>> Start Material supplied
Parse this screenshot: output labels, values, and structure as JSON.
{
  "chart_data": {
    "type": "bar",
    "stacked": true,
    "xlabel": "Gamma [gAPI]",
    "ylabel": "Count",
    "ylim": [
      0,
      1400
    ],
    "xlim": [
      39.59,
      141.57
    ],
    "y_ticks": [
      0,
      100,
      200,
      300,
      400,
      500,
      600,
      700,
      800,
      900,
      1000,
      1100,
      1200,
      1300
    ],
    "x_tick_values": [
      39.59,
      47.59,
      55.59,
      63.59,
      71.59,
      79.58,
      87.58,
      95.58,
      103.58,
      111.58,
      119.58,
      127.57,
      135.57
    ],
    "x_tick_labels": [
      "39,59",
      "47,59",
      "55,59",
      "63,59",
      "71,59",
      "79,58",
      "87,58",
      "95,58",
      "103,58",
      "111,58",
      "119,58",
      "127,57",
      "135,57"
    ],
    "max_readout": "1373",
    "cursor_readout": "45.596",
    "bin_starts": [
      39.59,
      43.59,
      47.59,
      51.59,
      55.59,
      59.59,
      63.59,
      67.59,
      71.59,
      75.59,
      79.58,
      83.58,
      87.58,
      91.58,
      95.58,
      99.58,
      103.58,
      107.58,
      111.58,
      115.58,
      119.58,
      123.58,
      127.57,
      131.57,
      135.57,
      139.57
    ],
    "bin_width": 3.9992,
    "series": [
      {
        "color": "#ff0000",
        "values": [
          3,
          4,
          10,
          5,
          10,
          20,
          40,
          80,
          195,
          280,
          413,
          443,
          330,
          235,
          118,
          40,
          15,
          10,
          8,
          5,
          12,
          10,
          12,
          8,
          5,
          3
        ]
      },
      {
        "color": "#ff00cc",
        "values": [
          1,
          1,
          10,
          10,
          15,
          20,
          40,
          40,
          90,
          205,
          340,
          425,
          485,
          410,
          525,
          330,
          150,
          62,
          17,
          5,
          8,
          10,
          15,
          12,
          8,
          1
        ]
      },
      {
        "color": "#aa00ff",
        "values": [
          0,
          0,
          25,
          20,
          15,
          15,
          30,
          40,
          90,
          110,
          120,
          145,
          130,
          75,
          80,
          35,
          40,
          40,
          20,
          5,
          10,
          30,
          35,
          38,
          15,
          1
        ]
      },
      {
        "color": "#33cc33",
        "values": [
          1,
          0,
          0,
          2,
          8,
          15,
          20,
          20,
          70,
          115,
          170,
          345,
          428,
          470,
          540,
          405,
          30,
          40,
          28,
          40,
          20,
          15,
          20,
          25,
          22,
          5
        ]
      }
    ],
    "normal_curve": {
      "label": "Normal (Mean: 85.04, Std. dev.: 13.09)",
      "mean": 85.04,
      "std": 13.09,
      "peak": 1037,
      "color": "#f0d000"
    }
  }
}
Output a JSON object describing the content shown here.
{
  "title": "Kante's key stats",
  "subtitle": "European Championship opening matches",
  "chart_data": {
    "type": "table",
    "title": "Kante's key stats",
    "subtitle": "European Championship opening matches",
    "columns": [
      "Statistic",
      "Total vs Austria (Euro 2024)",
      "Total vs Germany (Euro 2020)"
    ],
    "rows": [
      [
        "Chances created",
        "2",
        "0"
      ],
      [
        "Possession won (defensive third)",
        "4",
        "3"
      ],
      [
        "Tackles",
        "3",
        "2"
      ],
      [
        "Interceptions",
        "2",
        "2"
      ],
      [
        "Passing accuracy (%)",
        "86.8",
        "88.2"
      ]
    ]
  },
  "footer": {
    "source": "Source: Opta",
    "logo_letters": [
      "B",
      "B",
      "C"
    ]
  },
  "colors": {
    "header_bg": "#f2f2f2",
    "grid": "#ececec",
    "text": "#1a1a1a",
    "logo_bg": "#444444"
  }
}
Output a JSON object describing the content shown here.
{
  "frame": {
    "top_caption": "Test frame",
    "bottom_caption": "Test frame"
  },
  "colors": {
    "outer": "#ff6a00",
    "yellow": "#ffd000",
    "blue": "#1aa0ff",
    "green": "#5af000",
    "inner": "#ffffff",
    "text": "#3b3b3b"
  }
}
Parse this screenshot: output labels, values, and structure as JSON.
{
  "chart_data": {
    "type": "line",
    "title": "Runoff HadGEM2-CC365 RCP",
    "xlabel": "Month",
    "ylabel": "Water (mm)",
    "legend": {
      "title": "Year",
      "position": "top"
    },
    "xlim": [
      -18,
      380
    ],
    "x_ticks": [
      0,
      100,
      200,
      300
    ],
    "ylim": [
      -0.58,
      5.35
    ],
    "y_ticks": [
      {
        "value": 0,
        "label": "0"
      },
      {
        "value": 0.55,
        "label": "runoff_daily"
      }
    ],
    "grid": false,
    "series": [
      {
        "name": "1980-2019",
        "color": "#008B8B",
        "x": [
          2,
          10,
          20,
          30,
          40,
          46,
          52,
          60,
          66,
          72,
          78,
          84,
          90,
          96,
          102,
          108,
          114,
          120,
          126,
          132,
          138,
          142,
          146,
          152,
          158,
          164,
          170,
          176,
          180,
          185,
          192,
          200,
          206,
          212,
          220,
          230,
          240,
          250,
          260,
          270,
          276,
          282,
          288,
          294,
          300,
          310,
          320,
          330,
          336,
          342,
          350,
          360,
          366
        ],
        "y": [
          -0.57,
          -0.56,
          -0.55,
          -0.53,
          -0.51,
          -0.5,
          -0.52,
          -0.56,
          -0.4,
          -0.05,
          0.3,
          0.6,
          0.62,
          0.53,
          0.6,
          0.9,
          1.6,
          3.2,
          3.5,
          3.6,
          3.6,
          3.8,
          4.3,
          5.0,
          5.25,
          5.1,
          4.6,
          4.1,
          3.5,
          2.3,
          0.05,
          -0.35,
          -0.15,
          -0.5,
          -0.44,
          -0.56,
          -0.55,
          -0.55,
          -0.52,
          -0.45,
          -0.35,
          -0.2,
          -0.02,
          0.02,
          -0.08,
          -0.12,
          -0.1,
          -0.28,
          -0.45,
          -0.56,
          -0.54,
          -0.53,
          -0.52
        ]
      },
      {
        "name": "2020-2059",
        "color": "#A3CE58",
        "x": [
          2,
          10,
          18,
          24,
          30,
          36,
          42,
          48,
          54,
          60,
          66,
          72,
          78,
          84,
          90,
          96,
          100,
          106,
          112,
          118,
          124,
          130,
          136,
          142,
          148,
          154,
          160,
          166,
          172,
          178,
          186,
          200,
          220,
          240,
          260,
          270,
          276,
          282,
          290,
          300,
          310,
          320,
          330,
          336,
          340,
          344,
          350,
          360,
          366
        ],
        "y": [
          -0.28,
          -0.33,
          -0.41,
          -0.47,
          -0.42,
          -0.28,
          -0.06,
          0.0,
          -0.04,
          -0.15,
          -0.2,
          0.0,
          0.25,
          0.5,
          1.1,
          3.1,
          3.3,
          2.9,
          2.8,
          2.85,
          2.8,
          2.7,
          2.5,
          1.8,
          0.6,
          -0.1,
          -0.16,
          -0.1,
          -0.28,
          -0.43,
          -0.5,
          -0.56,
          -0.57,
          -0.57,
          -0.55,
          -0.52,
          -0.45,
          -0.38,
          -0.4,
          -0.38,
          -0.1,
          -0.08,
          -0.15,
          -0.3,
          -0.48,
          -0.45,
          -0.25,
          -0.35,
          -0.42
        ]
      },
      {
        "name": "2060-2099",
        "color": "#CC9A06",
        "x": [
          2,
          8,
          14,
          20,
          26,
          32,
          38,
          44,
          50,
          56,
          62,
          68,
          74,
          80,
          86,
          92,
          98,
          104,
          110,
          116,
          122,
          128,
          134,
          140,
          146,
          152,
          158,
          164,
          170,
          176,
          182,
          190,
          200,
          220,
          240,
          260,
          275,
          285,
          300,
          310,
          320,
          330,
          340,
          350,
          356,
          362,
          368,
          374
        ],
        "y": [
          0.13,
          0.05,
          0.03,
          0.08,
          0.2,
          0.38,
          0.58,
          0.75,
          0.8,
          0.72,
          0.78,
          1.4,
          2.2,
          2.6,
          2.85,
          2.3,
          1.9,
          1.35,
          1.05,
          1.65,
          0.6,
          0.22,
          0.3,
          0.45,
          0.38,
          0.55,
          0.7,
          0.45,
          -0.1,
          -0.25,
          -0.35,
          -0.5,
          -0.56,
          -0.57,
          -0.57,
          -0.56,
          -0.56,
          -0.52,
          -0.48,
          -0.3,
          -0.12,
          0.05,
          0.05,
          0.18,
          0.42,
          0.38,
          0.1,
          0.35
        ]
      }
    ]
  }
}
>> End Material supplied
* [Exercise aim]
From the material given, work out how many lines hold the string "opening"; state that number and nothing further.

* [Solution to the problem]
2